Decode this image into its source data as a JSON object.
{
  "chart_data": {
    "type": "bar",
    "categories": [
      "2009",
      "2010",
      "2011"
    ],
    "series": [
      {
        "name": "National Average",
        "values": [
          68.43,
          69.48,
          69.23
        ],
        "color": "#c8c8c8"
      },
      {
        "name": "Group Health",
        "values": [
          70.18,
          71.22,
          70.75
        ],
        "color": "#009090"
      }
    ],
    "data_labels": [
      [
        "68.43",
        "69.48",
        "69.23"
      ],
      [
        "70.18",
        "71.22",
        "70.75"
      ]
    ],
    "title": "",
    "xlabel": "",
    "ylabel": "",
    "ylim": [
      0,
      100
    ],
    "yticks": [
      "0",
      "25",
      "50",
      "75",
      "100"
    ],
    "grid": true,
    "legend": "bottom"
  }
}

============================================================

Gather all lines of the records that include the word "name".

        "name": "National Average",
        "name": "Group Health",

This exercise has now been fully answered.